=== Source document ===
The investigators underestimated parental anxieties, but may have coded as worried or upset only those they assessed as being unusually so. The doctors had not appreciated the distress of either of the parents who described themselves as “upset a lot” or the anxiety of those three who were very worried beforehand.
These data indicate that venepuncture should not be regarded as a procedure that carries more than minimal risk of a severe adverse reaction. Formal measurement of risk and benefit can, however, be assessed using the data collected by Rosser’s scale of valuation of state of illness6 and adapted for quality adjusted life years. On the assumption that the upset caused by venepuncture (distress state 2 or 3 and disability state 0) lasted for 2 hours at most, we derived a very low value of 43/4380=0.01. Against this risk we calculated benefit as the disutility avoided by a practice which would reduce the incidence and complications of vitamin K deficiency bleeding. We postulated that the research would lead to the adoption of a safe alternative to intramuscular prophylaxis for vitamin K deficiency bleeding, more acceptable to parents and midwives, and resulting in greater use of prophylaxis. This would reduce the incidence of vitamin K deficiency bleeding and its complications. For a single case of severe cerebral palsy (distress 3, disability 6, lifespan 40 years) associated with vitamin K deficiency bleeding, we calculated the total disutility as 8560. The risk:benefit ratio is therefore 0.01:8560 which equals 1:856 000 and is substantially less than the 1 per 100 000 for a major adverse event that defines “more than minimal” risk.3 Thus even if all the infants who suffered any upset are counted as major adverse reactions and the unwanted outcome of cerebral palsy is avoided in only one child, the risk:benefit ratio is favourable. Multiplying the benefit utility score by the population risk over a number of years clearly makes the equation even more favourable.
===
Extend the passage on the risk of venepuncture in infants, picking up after its final sentence.
=== Extracted information ===
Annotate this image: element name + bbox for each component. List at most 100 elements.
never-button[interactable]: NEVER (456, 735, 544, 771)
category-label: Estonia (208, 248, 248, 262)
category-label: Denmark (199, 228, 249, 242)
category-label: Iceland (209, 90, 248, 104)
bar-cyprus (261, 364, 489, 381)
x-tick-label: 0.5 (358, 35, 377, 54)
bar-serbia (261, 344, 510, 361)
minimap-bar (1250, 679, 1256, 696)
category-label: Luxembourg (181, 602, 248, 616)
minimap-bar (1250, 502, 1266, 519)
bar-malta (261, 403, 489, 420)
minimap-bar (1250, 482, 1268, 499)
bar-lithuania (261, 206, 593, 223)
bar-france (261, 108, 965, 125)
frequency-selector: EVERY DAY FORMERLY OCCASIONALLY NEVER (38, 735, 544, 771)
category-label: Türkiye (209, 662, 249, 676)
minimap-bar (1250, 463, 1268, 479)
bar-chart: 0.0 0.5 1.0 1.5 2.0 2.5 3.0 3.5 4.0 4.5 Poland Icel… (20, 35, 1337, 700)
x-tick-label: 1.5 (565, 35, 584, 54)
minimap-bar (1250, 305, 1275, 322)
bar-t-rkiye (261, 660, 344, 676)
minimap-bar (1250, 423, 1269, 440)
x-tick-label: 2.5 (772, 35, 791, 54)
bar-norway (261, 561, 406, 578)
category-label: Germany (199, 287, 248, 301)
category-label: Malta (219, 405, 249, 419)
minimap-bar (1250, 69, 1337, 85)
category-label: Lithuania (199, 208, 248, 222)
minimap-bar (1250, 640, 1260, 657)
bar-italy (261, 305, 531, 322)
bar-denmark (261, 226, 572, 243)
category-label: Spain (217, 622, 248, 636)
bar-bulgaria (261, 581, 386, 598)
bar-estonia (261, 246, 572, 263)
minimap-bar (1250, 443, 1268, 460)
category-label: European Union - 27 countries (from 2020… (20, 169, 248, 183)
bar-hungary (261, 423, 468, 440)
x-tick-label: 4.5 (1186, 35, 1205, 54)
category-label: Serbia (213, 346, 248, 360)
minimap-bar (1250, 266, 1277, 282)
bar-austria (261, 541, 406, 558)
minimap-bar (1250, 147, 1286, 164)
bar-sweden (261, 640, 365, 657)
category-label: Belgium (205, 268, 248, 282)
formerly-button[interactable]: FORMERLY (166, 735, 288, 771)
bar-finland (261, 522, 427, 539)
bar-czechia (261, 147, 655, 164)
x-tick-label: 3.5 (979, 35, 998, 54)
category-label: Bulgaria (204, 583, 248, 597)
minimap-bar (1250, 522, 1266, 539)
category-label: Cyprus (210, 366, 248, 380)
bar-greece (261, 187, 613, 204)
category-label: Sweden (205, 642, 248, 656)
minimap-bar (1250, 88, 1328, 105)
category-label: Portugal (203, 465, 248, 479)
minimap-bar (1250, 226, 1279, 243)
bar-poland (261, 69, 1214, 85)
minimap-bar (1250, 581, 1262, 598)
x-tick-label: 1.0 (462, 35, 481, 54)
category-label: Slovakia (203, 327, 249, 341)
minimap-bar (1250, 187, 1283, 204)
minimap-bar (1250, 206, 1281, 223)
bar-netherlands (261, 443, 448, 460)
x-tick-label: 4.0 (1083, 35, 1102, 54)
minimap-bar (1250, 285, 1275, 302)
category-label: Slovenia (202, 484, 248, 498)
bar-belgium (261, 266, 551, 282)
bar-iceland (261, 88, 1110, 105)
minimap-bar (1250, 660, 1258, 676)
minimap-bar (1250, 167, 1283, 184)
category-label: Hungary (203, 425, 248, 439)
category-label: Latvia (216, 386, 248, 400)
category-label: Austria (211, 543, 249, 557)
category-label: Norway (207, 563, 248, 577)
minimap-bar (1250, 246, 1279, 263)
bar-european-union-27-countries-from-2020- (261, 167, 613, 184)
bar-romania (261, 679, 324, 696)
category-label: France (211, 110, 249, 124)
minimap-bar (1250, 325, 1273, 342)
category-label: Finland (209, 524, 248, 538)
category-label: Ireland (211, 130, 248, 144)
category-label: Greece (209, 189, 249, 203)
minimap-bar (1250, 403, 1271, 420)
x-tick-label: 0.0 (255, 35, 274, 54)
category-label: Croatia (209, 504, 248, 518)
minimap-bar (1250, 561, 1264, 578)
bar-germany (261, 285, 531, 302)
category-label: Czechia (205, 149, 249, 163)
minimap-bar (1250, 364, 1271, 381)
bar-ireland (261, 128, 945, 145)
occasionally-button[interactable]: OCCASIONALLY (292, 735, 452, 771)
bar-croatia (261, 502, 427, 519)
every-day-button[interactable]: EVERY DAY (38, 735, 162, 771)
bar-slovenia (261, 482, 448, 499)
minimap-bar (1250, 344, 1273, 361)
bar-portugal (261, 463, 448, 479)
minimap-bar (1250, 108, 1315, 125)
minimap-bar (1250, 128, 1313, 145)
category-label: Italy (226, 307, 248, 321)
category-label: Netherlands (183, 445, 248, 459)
===
## Result for this task
The calculation addresses only the risk associated with the pain and distress of the procedure. It could be argued that in an older child the experience of venepuncture might result in a future fear of doctors or, in the situation of this study, a reluctance by mothers to agree to further venepuncture. The disutility value for this on Rosser’s scale could be significant if an important diagnosis was missed as a result of this reluctance; this possibility is remote and hypothetical and therefore unmeasurable. Secondly, the calculation does not address the possibility of a rare (undescribed) complication arising from the venepuncture which would not be expected to occur in the very small number of tests involved in this study; again this is not calculable.
This exercise shows that while the scoring system is useful, it may not address major risks which cannot be calculated but are believed to exist. It does, however, offer an insight into the way in which the obvious “pain and distress” elements of procedures in children might be evaluated. We conclude that, on the basis of known risks and observed distress, venepuncture in the neonates in this study can be considered ethical on the basis of calculated risk:benefit ratios.